== Input rows ==
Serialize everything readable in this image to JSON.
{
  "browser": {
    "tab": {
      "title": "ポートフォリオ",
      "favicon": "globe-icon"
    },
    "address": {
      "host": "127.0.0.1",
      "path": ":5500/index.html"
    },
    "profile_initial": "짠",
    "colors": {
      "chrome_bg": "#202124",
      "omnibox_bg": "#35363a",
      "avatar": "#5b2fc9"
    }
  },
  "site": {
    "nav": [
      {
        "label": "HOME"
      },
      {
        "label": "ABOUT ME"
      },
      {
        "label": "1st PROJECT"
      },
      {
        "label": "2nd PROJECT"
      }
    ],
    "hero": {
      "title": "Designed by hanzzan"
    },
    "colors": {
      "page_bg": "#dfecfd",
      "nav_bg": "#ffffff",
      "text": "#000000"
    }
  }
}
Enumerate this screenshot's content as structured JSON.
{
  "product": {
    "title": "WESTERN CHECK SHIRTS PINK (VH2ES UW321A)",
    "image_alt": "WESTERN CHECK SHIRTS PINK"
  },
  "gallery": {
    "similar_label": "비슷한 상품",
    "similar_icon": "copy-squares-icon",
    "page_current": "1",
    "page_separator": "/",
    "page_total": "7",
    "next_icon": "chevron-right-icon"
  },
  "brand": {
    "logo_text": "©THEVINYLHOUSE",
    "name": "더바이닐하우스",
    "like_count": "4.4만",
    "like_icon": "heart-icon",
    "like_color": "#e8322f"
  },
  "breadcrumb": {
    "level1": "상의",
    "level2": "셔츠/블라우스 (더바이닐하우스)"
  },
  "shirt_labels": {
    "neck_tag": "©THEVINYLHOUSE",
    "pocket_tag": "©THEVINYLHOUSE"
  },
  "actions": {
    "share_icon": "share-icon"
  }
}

== Aim ==
Take each line of the material that contains the word "PROJECT" and list it.

== Result ==
        "label": "1st PROJECT"
        "label": "2nd PROJECT"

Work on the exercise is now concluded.